→ **Listed records**
⁂

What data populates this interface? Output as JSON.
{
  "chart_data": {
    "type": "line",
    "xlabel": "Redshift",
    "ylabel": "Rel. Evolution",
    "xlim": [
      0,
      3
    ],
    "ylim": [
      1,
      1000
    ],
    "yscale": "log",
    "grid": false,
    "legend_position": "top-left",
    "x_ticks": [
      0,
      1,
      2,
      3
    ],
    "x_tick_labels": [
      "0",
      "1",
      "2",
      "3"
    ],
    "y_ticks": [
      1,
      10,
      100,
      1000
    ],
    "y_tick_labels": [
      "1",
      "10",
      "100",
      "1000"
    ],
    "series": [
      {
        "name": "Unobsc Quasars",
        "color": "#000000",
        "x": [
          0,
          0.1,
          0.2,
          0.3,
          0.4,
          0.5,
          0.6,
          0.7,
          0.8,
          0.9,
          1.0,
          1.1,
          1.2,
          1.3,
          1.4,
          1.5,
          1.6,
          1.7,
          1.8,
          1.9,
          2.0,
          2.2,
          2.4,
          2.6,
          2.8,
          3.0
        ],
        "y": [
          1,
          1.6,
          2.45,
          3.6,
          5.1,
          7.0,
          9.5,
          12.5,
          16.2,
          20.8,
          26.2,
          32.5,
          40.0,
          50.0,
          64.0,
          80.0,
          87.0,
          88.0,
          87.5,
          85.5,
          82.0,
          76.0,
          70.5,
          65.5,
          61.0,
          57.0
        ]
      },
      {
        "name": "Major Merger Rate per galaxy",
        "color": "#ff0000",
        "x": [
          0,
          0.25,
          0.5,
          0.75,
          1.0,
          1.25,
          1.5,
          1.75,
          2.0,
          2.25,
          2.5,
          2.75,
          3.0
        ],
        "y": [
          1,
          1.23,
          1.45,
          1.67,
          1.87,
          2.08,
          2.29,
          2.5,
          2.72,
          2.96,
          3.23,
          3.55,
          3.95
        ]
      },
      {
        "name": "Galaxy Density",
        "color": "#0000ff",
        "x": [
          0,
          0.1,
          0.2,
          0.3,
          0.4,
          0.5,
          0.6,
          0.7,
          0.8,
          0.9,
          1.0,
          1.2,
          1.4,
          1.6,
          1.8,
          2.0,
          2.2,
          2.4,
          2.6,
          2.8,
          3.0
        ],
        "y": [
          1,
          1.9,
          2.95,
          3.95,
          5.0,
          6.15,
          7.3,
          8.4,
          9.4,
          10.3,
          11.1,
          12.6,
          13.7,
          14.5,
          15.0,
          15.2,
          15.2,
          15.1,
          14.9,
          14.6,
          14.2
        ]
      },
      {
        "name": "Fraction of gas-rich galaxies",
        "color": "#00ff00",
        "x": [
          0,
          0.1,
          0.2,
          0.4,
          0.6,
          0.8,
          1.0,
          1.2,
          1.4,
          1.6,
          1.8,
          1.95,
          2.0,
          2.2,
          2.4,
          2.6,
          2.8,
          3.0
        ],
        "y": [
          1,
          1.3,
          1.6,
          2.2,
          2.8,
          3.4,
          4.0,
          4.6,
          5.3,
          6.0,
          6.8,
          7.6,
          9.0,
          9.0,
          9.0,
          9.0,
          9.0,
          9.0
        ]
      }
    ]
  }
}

⁂

→ **To be done**
Exactly as they are written, print the entries again.

→ **Answer for the task**
What data populates this interface? Output as JSON.
{
  "chart_data": {
    "type": "line",
    "xlabel": "Redshift",
    "ylabel": "Rel. Evolution",
    "xlim": [
      0,
      3
    ],
    "ylim": [
      1,
      1000
    ],
    "yscale": "log",
    "grid": false,
    "legend_position": "top-left",
    "x_ticks": [
      0,
      1,
      2,
      3
    ],
    "x_tick_labels": [
      "0",
      "1",
      "2",
      "3"
    ],
    "y_ticks": [
      1,
      10,
      100,
      1000
    ],
    "y_tick_labels": [
      "1",
      "10",
      "100",
      "1000"
    ],
    "series": [
      {
        "name": "Unobsc Quasars",
        "color": "#000000",
        "x": [
          0,
          0.1,
          0.2,
          0.3,
          0.4,
          0.5,
          0.6,
          0.7,
          0.8,
          0.9,
          1.0,
          1.1,
          1.2,
          1.3,
          1.4,
          1.5,
          1.6,
          1.7,
          1.8,
          1.9,
          2.0,
          2.2,
          2.4,
          2.6,
          2.8,
          3.0
        ],
        "y": [
          1,
          1.6,
          2.45,
          3.6,
          5.1,
          7.0,
          9.5,
          12.5,
          16.2,
          20.8,
          26.2,
          32.5,
          40.0,
          50.0,
          64.0,
          80.0,
          87.0,
          88.0,
          87.5,
          85.5,
          82.0,
          76.0,
          70.5,
          65.5,
          61.0,
          57.0
        ]
      },
      {
        "name": "Major Merger Rate per galaxy",
        "color": "#ff0000",
        "x": [
          0,
          0.25,
          0.5,
          0.75,
          1.0,
          1.25,
          1.5,
          1.75,
          2.0,
          2.25,
          2.5,
          2.75,
          3.0
        ],
        "y": [
          1,
          1.23,
          1.45,
          1.67,
          1.87,
          2.08,
          2.29,
          2.5,
          2.72,
          2.96,
          3.23,
          3.55,
          3.95
        ]
      },
      {
        "name": "Galaxy Density",
        "color": "#0000ff",
        "x": [
          0,
          0.1,
          0.2,
          0.3,
          0.4,
          0.5,
          0.6,
          0.7,
          0.8,
          0.9,
          1.0,
          1.2,
          1.4,
          1.6,
          1.8,
          2.0,
          2.2,
          2.4,
          2.6,
          2.8,
          3.0
        ],
        "y": [
          1,
          1.9,
          2.95,
          3.95,
          5.0,
          6.15,
          7.3,
          8.4,
          9.4,
          10.3,
          11.1,
          12.6,
          13.7,
          14.5,
          15.0,
          15.2,
          15.2,
          15.1,
          14.9,
          14.6,
          14.2
        ]
      },
      {
        "name": "Fraction of gas-rich galaxies",
        "color": "#00ff00",
        "x": [
          0,
          0.1,
          0.2,
          0.4,
          0.6,
          0.8,
          1.0,
          1.2,
          1.4,
          1.6,
          1.8,
          1.95,
          2.0,
          2.2,
          2.4,
          2.6,
          2.8,
          3.0
        ],
        "y": [
          1,
          1.3,
          1.6,
          2.2,
          2.8,
          3.4,
          4.0,
          4.6,
          5.3,
          6.0,
          6.8,
          7.6,
          9.0,
          9.0,
          9.0,
          9.0,
          9.0,
          9.0
        ]
      }
    ]
  }
}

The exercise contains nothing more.